Reproduce every entry exactly.

* LISTED ENTRIES:
::::::

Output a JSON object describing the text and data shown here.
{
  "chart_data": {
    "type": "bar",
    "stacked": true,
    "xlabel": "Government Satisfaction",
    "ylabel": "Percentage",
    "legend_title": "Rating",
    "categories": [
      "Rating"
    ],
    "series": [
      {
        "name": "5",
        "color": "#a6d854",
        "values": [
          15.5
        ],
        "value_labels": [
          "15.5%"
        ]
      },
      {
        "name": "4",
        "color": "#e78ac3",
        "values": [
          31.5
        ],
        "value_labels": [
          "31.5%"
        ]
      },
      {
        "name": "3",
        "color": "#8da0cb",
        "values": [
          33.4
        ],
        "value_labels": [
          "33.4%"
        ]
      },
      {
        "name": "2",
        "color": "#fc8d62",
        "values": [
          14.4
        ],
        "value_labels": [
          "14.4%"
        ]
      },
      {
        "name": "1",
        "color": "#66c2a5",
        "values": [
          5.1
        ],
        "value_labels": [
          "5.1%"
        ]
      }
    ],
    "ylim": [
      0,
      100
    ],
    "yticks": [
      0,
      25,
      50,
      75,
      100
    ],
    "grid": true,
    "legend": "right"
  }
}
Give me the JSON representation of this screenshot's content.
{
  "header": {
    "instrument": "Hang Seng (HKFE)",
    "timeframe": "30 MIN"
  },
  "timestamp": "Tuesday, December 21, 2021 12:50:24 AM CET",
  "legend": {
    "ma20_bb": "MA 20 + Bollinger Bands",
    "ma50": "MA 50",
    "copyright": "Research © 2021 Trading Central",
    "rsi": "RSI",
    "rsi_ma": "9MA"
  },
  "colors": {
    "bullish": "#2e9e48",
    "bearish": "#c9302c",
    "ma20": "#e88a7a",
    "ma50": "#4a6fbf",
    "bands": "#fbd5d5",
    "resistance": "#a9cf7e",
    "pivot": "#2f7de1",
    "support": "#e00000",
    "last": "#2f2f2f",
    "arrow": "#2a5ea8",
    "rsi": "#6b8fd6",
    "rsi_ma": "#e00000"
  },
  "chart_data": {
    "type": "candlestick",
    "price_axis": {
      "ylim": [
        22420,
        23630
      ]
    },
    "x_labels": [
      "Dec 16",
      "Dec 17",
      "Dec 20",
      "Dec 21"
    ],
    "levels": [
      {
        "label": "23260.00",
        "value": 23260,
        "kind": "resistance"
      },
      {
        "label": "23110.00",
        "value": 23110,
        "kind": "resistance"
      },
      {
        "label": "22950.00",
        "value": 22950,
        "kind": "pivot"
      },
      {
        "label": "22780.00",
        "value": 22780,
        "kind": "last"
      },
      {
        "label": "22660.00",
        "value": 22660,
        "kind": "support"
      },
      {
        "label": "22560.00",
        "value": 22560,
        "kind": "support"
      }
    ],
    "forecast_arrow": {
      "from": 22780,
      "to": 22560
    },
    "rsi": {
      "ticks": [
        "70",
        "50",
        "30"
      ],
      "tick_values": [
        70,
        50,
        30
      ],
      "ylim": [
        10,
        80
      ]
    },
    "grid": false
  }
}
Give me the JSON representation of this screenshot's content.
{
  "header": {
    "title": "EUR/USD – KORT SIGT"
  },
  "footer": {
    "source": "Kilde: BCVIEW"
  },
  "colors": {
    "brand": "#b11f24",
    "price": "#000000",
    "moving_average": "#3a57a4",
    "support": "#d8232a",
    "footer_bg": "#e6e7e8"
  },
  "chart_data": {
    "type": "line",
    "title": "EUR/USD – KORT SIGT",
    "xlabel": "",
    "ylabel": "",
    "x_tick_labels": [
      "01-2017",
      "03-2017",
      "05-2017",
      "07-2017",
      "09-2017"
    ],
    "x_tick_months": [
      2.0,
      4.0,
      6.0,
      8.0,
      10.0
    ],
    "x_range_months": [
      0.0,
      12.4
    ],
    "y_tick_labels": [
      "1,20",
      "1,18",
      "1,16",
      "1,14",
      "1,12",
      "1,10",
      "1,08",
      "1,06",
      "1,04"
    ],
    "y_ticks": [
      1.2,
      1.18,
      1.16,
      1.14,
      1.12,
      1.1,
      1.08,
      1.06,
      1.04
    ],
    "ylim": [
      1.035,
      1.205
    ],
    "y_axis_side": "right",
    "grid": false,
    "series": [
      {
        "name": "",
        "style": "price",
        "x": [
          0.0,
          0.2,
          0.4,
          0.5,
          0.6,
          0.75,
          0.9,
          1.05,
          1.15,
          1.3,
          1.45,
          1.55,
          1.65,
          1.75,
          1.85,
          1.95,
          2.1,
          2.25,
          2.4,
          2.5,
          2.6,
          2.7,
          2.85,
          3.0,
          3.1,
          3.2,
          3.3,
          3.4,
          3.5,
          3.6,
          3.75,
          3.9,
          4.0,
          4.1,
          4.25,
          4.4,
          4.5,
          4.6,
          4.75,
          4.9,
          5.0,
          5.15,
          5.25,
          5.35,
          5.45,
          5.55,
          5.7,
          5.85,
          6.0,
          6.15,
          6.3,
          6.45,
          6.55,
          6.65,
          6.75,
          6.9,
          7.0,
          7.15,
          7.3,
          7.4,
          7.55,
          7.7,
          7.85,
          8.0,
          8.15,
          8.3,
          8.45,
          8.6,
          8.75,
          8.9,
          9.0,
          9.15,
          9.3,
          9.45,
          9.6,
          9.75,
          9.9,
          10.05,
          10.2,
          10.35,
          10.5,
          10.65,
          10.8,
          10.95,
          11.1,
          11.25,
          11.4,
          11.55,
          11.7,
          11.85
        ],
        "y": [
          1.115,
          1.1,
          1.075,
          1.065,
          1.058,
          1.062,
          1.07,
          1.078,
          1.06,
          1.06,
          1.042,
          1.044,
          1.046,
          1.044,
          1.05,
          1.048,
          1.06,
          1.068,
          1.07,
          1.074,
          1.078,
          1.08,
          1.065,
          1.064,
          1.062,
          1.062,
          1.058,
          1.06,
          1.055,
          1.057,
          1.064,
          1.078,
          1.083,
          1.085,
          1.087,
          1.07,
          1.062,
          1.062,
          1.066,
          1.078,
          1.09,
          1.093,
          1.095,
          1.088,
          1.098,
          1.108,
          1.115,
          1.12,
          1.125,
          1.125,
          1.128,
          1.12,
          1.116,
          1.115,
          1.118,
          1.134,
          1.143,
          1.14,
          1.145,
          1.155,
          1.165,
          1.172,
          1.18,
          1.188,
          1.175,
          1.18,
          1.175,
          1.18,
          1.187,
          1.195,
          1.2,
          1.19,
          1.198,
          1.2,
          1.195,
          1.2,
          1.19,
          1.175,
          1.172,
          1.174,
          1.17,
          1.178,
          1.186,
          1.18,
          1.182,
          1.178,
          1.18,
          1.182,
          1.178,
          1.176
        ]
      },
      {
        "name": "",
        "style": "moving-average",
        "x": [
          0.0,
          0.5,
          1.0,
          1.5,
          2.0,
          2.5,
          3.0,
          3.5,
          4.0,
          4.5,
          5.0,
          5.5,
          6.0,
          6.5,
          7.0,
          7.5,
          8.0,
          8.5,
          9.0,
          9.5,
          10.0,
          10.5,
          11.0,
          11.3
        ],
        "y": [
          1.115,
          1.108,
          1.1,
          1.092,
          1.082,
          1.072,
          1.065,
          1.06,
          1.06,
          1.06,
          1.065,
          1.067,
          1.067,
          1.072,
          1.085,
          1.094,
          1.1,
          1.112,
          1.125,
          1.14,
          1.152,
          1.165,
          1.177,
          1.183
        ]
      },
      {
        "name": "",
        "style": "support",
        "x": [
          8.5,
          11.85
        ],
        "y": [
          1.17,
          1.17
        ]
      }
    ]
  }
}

::::::

* EXERCISE SOLUTION:
Output a JSON object describing the text and data shown here.
{
  "chart_data": {
    "type": "bar",
    "stacked": true,
    "xlabel": "Government Satisfaction",
    "ylabel": "Percentage",
    "legend_title": "Rating",
    "categories": [
      "Rating"
    ],
    "series": [
      {
        "name": "5",
        "color": "#a6d854",
        "values": [
          15.5
        ],
        "value_labels": [
          "15.5%"
        ]
      },
      {
        "name": "4",
        "color": "#e78ac3",
        "values": [
          31.5
        ],
        "value_labels": [
          "31.5%"
        ]
      },
      {
        "name": "3",
        "color": "#8da0cb",
        "values": [
          33.4
        ],
        "value_labels": [
          "33.4%"
        ]
      },
      {
        "name": "2",
        "color": "#fc8d62",
        "values": [
          14.4
        ],
        "value_labels": [
          "14.4%"
        ]
      },
      {
        "name": "1",
        "color": "#66c2a5",
        "values": [
          5.1
        ],
        "value_labels": [
          "5.1%"
        ]
      }
    ],
    "ylim": [
      0,
      100
    ],
    "yticks": [
      0,
      25,
      50,
      75,
      100
    ],
    "grid": true,
    "legend": "right"
  }
}
Give me the JSON representation of this screenshot's content.
{
  "header": {
    "instrument": "Hang Seng (HKFE)",
    "timeframe": "30 MIN"
  },
  "timestamp": "Tuesday, December 21, 2021 12:50:24 AM CET",
  "legend": {
    "ma20_bb": "MA 20 + Bollinger Bands",
    "ma50": "MA 50",
    "copyright": "Research © 2021 Trading Central",
    "rsi": "RSI",
    "rsi_ma": "9MA"
  },
  "colors": {
    "bullish": "#2e9e48",
    "bearish": "#c9302c",
    "ma20": "#e88a7a",
    "ma50": "#4a6fbf",
    "bands": "#fbd5d5",
    "resistance": "#a9cf7e",
    "pivot": "#2f7de1",
    "support": "#e00000",
    "last": "#2f2f2f",
    "arrow": "#2a5ea8",
    "rsi": "#6b8fd6",
    "rsi_ma": "#e00000"
  },
  "chart_data": {
    "type": "candlestick",
    "price_axis": {
      "ylim": [
        22420,
        23630
      ]
    },
    "x_labels": [
      "Dec 16",
      "Dec 17",
      "Dec 20",
      "Dec 21"
    ],
    "levels": [
      {
        "label": "23260.00",
        "value": 23260,
        "kind": "resistance"
      },
      {
        "label": "23110.00",
        "value": 23110,
        "kind": "resistance"
      },
      {
        "label": "22950.00",
        "value": 22950,
        "kind": "pivot"
      },
      {
        "label": "22780.00",
        "value": 22780,
        "kind": "last"
      },
      {
        "label": "22660.00",
        "value": 22660,
        "kind": "support"
      },
      {
        "label": "22560.00",
        "value": 22560,
        "kind": "support"
      }
    ],
    "forecast_arrow": {
      "from": 22780,
      "to": 22560
    },
    "rsi": {
      "ticks": [
        "70",
        "50",
        "30"
      ],
      "tick_values": [
        70,
        50,
        30
      ],
      "ylim": [
        10,
        80
      ]
    },
    "grid": false
  }
}
Give me the JSON representation of this screenshot's content.
{
  "header": {
    "title": "EUR/USD – KORT SIGT"
  },
  "footer": {
    "source": "Kilde: BCVIEW"
  },
  "colors": {
    "brand": "#b11f24",
    "price": "#000000",
    "moving_average": "#3a57a4",
    "support": "#d8232a",
    "footer_bg": "#e6e7e8"
  },
  "chart_data": {
    "type": "line",
    "title": "EUR/USD – KORT SIGT",
    "xlabel": "",
    "ylabel": "",
    "x_tick_labels": [
      "01-2017",
      "03-2017",
      "05-2017",
      "07-2017",
      "09-2017"
    ],
    "x_tick_months": [
      2.0,
      4.0,
      6.0,
      8.0,
      10.0
    ],
    "x_range_months": [
      0.0,
      12.4
    ],
    "y_tick_labels": [
      "1,20",
      "1,18",
      "1,16",
      "1,14",
      "1,12",
      "1,10",
      "1,08",
      "1,06",
      "1,04"
    ],
    "y_ticks": [
      1.2,
      1.18,
      1.16,
      1.14,
      1.12,
      1.1,
      1.08,
      1.06,
      1.04
    ],
    "ylim": [
      1.035,
      1.205
    ],
    "y_axis_side": "right",
    "grid": false,
    "series": [
      {
        "name": "",
        "style": "price",
        "x": [
          0.0,
          0.2,
          0.4,
          0.5,
          0.6,
          0.75,
          0.9,
          1.05,
          1.15,
          1.3,
          1.45,
          1.55,
          1.65,
          1.75,
          1.85,
          1.95,
          2.1,
          2.25,
          2.4,
          2.5,
          2.6,
          2.7,
          2.85,
          3.0,
          3.1,
          3.2,
          3.3,
          3.4,
          3.5,
          3.6,
          3.75,
          3.9,
          4.0,
          4.1,
          4.25,
          4.4,
          4.5,
          4.6,
          4.75,
          4.9,
          5.0,
          5.15,
          5.25,
          5.35,
          5.45,
          5.55,
          5.7,
          5.85,
          6.0,
          6.15,
          6.3,
          6.45,
          6.55,
          6.65,
          6.75,
          6.9,
          7.0,
          7.15,
          7.3,
          7.4,
          7.55,
          7.7,
          7.85,
          8.0,
          8.15,
          8.3,
          8.45,
          8.6,
          8.75,
          8.9,
          9.0,
          9.15,
          9.3,
          9.45,
          9.6,
          9.75,
          9.9,
          10.05,
          10.2,
          10.35,
          10.5,
          10.65,
          10.8,
          10.95,
          11.1,
          11.25,
          11.4,
          11.55,
          11.7,
          11.85
        ],
        "y": [
          1.115,
          1.1,
          1.075,
          1.065,
          1.058,
          1.062,
          1.07,
          1.078,
          1.06,
          1.06,
          1.042,
          1.044,
          1.046,
          1.044,
          1.05,
          1.048,
          1.06,
          1.068,
          1.07,
          1.074,
          1.078,
          1.08,
          1.065,
          1.064,
          1.062,
          1.062,
          1.058,
          1.06,
          1.055,
          1.057,
          1.064,
          1.078,
          1.083,
          1.085,
          1.087,
          1.07,
          1.062,
          1.062,
          1.066,
          1.078,
          1.09,
          1.093,
          1.095,
          1.088,
          1.098,
          1.108,
          1.115,
          1.12,
          1.125,
          1.125,
          1.128,
          1.12,
          1.116,
          1.115,
          1.118,
          1.134,
          1.143,
          1.14,
          1.145,
          1.155,
          1.165,
          1.172,
          1.18,
          1.188,
          1.175,
          1.18,
          1.175,
          1.18,
          1.187,
          1.195,
          1.2,
          1.19,
          1.198,
          1.2,
          1.195,
          1.2,
          1.19,
          1.175,
          1.172,
          1.174,
          1.17,
          1.178,
          1.186,
          1.18,
          1.182,
          1.178,
          1.18,
          1.182,
          1.178,
          1.176
        ]
      },
      {
        "name": "",
        "style": "moving-average",
        "x": [
          0.0,
          0.5,
          1.0,
          1.5,
          2.0,
          2.5,
          3.0,
          3.5,
          4.0,
          4.5,
          5.0,
          5.5,
          6.0,
          6.5,
          7.0,
          7.5,
          8.0,
          8.5,
          9.0,
          9.5,
          10.0,
          10.5,
          11.0,
          11.3
        ],
        "y": [
          1.115,
          1.108,
          1.1,
          1.092,
          1.082,
          1.072,
          1.065,
          1.06,
          1.06,
          1.06,
          1.065,
          1.067,
          1.067,
          1.072,
          1.085,
          1.094,
          1.1,
          1.112,
          1.125,
          1.14,
          1.152,
          1.165,
          1.177,
          1.183
        ]
      },
      {
        "name": "",
        "style": "support",
        "x": [
          8.5,
          11.85
        ],
        "y": [
          1.17,
          1.17
        ]
      }
    ]
  }
}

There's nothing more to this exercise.